== Data listing ==
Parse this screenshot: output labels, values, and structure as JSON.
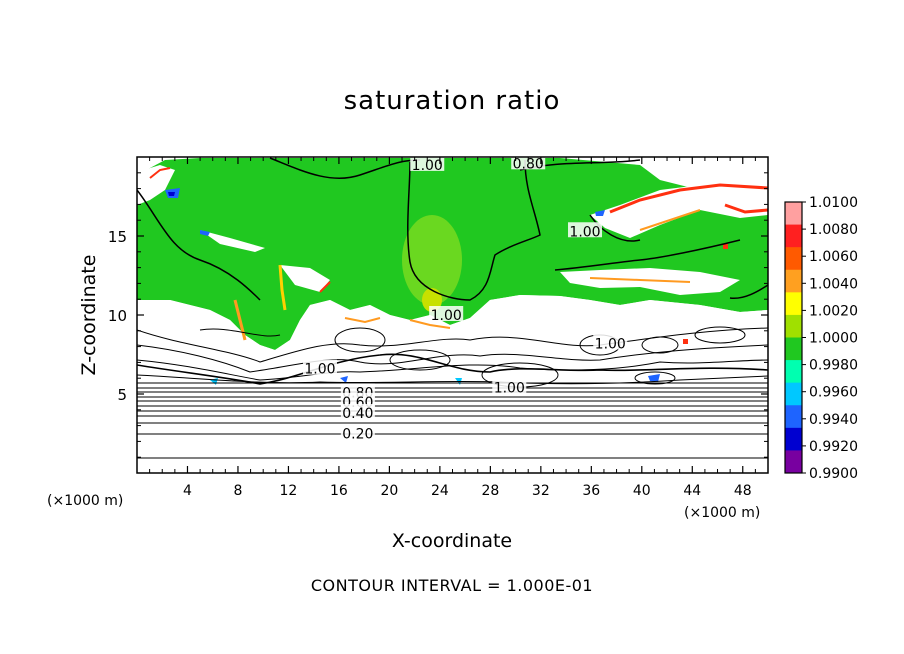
{
  "chart_data": {
    "type": "heatmap",
    "title": "saturation ratio",
    "xlabel": "X-coordinate",
    "ylabel": "Z-coordinate",
    "x_unit_label_left": "(×1000 m)",
    "x_unit_label_right": "(×1000 m)",
    "x_ticks": [
      "4",
      "8",
      "12",
      "16",
      "20",
      "24",
      "28",
      "32",
      "36",
      "40",
      "44",
      "48"
    ],
    "y_ticks": [
      "5",
      "10",
      "15"
    ],
    "xlim": [
      0,
      50
    ],
    "ylim": [
      0,
      20
    ],
    "colorbar": {
      "min": 0.99,
      "max": 1.01,
      "labels": [
        "1.0100",
        "1.0080",
        "1.0060",
        "1.0040",
        "1.0020",
        "1.0000",
        "0.9980",
        "0.9960",
        "0.9940",
        "0.9920",
        "0.9900"
      ],
      "colors": [
        "#ffa0a0",
        "#ff2020",
        "#ff5a00",
        "#ffa020",
        "#ffff00",
        "#a0e000",
        "#20c820",
        "#00ffb0",
        "#00c8ff",
        "#1e64ff",
        "#0000d0",
        "#7800a0"
      ]
    },
    "contour_labels": [
      {
        "text": "1.00",
        "x": 23,
        "y": 19.5
      },
      {
        "text": "0.80",
        "x": 31,
        "y": 19.6
      },
      {
        "text": "1.00",
        "x": 35.5,
        "y": 15.3
      },
      {
        "text": "1.00",
        "x": 24.5,
        "y": 10.0
      },
      {
        "text": "1.00",
        "x": 37.5,
        "y": 8.2
      },
      {
        "text": "1.00",
        "x": 14.5,
        "y": 6.6
      },
      {
        "text": "1.00",
        "x": 29.5,
        "y": 5.4
      },
      {
        "text": "0.80",
        "x": 17.5,
        "y": 5.1
      },
      {
        "text": "0.60",
        "x": 17.5,
        "y": 4.5
      },
      {
        "text": "0.40",
        "x": 17.5,
        "y": 3.8
      },
      {
        "text": "0.20",
        "x": 17.5,
        "y": 2.5
      }
    ],
    "grid": false,
    "legend": "right colorbar"
  },
  "footer": "CONTOUR INTERVAL = 1.000E-01"
}
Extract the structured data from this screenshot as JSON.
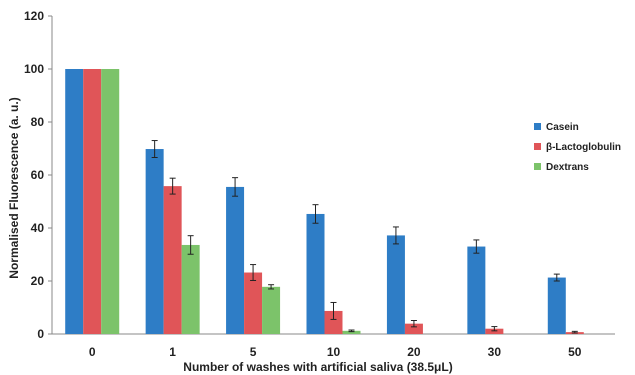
{
  "chart_data": {
    "type": "bar",
    "xlabel": "Number of washes with artificial saliva (38.5μL)",
    "ylabel": "Normalised Fluorescence (a. u.)",
    "ylim": [
      0,
      120
    ],
    "yticks": [
      0,
      20,
      40,
      60,
      80,
      100,
      120
    ],
    "grid": false,
    "legend_position": "right",
    "categories": [
      "0",
      "1",
      "5",
      "10",
      "20",
      "30",
      "50"
    ],
    "series": [
      {
        "name": "Casein",
        "color": "#2e7dc6",
        "values": [
          100,
          69.8,
          55.5,
          45.3,
          37.2,
          33.0,
          21.3
        ],
        "errors": [
          0,
          3.2,
          3.5,
          3.5,
          3.2,
          2.5,
          1.3
        ]
      },
      {
        "name": "β-Lactoglobulin",
        "color": "#e05558",
        "values": [
          100,
          55.8,
          23.2,
          8.7,
          3.9,
          2.0,
          0.7
        ],
        "errors": [
          0,
          3.0,
          3.0,
          3.2,
          1.2,
          0.8,
          0.3
        ]
      },
      {
        "name": "Dextrans",
        "color": "#7cc36a",
        "values": [
          100,
          33.6,
          17.8,
          1.2,
          null,
          null,
          null
        ],
        "errors": [
          0,
          3.5,
          0.8,
          0.3,
          null,
          null,
          null
        ]
      }
    ]
  }
}
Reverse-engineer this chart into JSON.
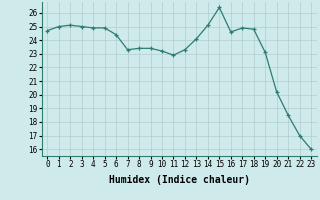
{
  "x": [
    0,
    1,
    2,
    3,
    4,
    5,
    6,
    7,
    8,
    9,
    10,
    11,
    12,
    13,
    14,
    15,
    16,
    17,
    18,
    19,
    20,
    21,
    22,
    23
  ],
  "y": [
    24.7,
    25.0,
    25.1,
    25.0,
    24.9,
    24.9,
    24.4,
    23.3,
    23.4,
    23.4,
    23.2,
    22.9,
    23.3,
    24.1,
    25.1,
    26.4,
    24.6,
    24.9,
    24.8,
    23.1,
    20.2,
    18.5,
    17.0,
    16.0
  ],
  "xlabel": "Humidex (Indice chaleur)",
  "xlim": [
    -0.5,
    23.5
  ],
  "ylim": [
    15.5,
    26.8
  ],
  "yticks": [
    16,
    17,
    18,
    19,
    20,
    21,
    22,
    23,
    24,
    25,
    26
  ],
  "xticks": [
    0,
    1,
    2,
    3,
    4,
    5,
    6,
    7,
    8,
    9,
    10,
    11,
    12,
    13,
    14,
    15,
    16,
    17,
    18,
    19,
    20,
    21,
    22,
    23
  ],
  "line_color": "#2d7d6e",
  "marker": "+",
  "bg_color": "#ceeaea",
  "grid_color": "#b0cccc",
  "xlabel_fontsize": 7,
  "tick_fontsize": 5.5,
  "linewidth": 0.9,
  "markersize": 3.5,
  "markeredgewidth": 0.9
}
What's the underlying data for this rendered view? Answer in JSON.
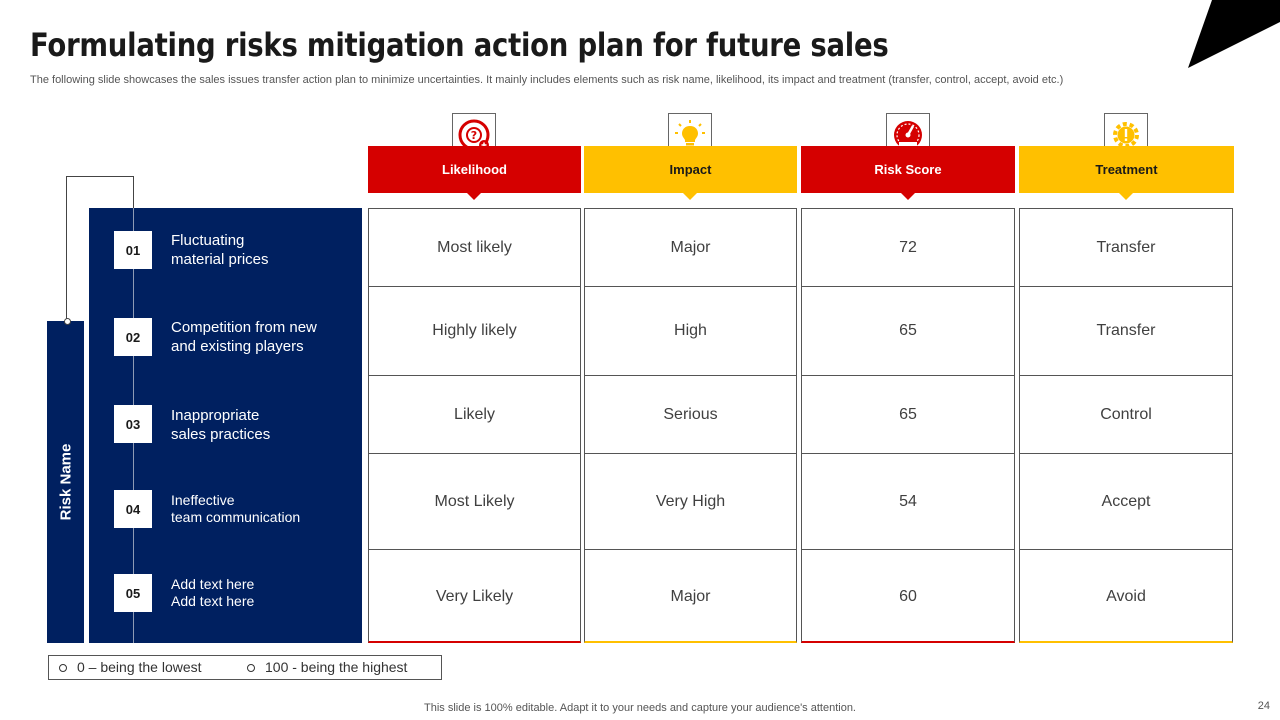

== Exercise ==
Omit the pictures. Transcribe every record exactly.

== Worked answer ==
Parse this screenshot: output labels, values, and structure as JSON.
{
  "chart_data": {
    "type": "heatmap",
    "title": "saturation ratio",
    "xlabel": "X-coordinate",
    "ylabel": "Z-coordinate",
    "x_unit_label_left": "(×1000 m)",
    "x_unit_label_right": "(×1000 m)",
    "x_ticks": [
      "4",
      "8",
      "12",
      "16",
      "20",
      "24",
      "28",
      "32",
      "36",
      "40",
      "44",
      "48"
    ],
    "y_ticks": [
      "5",
      "10",
      "15"
    ],
    "xlim": [
      0,
      50
    ],
    "ylim": [
      0,
      20
    ],
    "colorbar": {
      "min": 0.99,
      "max": 1.01,
      "labels": [
        "1.0100",
        "1.0080",
        "1.0060",
        "1.0040",
        "1.0020",
        "1.0000",
        "0.9980",
        "0.9960",
        "0.9940",
        "0.9920",
        "0.9900"
      ],
      "colors": [
        "#ffa0a0",
        "#ff2020",
        "#ff5a00",
        "#ffa020",
        "#ffff00",
        "#a0e000",
        "#20c820",
        "#00ffb0",
        "#00c8ff",
        "#1e64ff",
        "#0000d0",
        "#7800a0"
      ]
    },
    "contour_labels": [
      {
        "text": "1.00",
        "x": 23,
        "y": 19.5
      },
      {
        "text": "0.80",
        "x": 31,
        "y": 19.6
      },
      {
        "text": "1.00",
        "x": 35.5,
        "y": 15.3
      },
      {
        "text": "1.00",
        "x": 24.5,
        "y": 10.0
      },
      {
        "text": "1.00",
        "x": 37.5,
        "y": 8.2
      },
      {
        "text": "1.00",
        "x": 14.5,
        "y": 6.6
      },
      {
        "text": "1.00",
        "x": 29.5,
        "y": 5.4
      },
      {
        "text": "0.80",
        "x": 17.5,
        "y": 5.1
      },
      {
        "text": "0.60",
        "x": 17.5,
        "y": 4.5
      },
      {
        "text": "0.40",
        "x": 17.5,
        "y": 3.8
      },
      {
        "text": "0.20",
        "x": 17.5,
        "y": 2.5
      }
    ],
    "grid": false,
    "legend": "right colorbar"
  },
  "footer": "CONTOUR INTERVAL = 1.000E-01"
}
Extract the structured data from this screenshot as JSON.
{
  "chart_data": {
    "type": "bar",
    "xlabel": "Number of washes with artificial saliva (38.5μL)",
    "ylabel": "Normalised Fluorescence (a. u.)",
    "ylim": [
      0,
      120
    ],
    "yticks": [
      0,
      20,
      40,
      60,
      80,
      100,
      120
    ],
    "grid": false,
    "legend_position": "right",
    "categories": [
      "0",
      "1",
      "5",
      "10",
      "20",
      "30",
      "50"
    ],
    "series": [
      {
        "name": "Casein",
        "color": "#2e7dc6",
        "values": [
          100,
          69.8,
          55.5,
          45.3,
          37.2,
          33.0,
          21.3
        ],
        "errors": [
          0,
          3.2,
          3.5,
          3.5,
          3.2,
          2.5,
          1.3
        ]
      },
      {
        "name": "β-Lactoglobulin",
        "color": "#e05558",
        "values": [
          100,
          55.8,
          23.2,
          8.7,
          3.9,
          2.0,
          0.7
        ],
        "errors": [
          0,
          3.0,
          3.0,
          3.2,
          1.2,
          0.8,
          0.3
        ]
      },
      {
        "name": "Dextrans",
        "color": "#7cc36a",
        "values": [
          100,
          33.6,
          17.8,
          1.2,
          null,
          null,
          null
        ],
        "errors": [
          0,
          3.5,
          0.8,
          0.3,
          null,
          null,
          null
        ]
      }
    ]
  }
}
Reverse-engineer this chart into JSON.
{
  "x": [
    0,
    1,
    2,
    3,
    4,
    5,
    6,
    7,
    8,
    9,
    10,
    11,
    12,
    13,
    14,
    15,
    16,
    17,
    18,
    19,
    20,
    21,
    22,
    23
  ],
  "y": [
    24.7,
    25.0,
    25.1,
    25.0,
    24.9,
    24.9,
    24.4,
    23.3,
    23.4,
    23.4,
    23.2,
    22.9,
    23.3,
    24.1,
    25.1,
    26.4,
    24.6,
    24.9,
    24.8,
    23.1,
    20.2,
    18.5,
    17.0,
    16.0
  ],
  "xlabel": "Humidex (Indice chaleur)",
  "xlim": [
    -0.5,
    23.5
  ],
  "ylim": [
    15.5,
    26.8
  ],
  "yticks": [
    16,
    17,
    18,
    19,
    20,
    21,
    22,
    23,
    24,
    25,
    26
  ],
  "xticks": [
    0,
    1,
    2,
    3,
    4,
    5,
    6,
    7,
    8,
    9,
    10,
    11,
    12,
    13,
    14,
    15,
    16,
    17,
    18,
    19,
    20,
    21,
    22,
    23
  ],
  "line_color": "#2d7d6e",
  "marker": "+",
  "bg_color": "#ceeaea",
  "grid_color": "#b0cccc",
  "xlabel_fontsize": 7,
  "tick_fontsize": 5.5,
  "linewidth": 0.9,
  "markersize": 3.5,
  "markeredgewidth": 0.9
}
What's the underlying data for this rendered view? Answer in JSON.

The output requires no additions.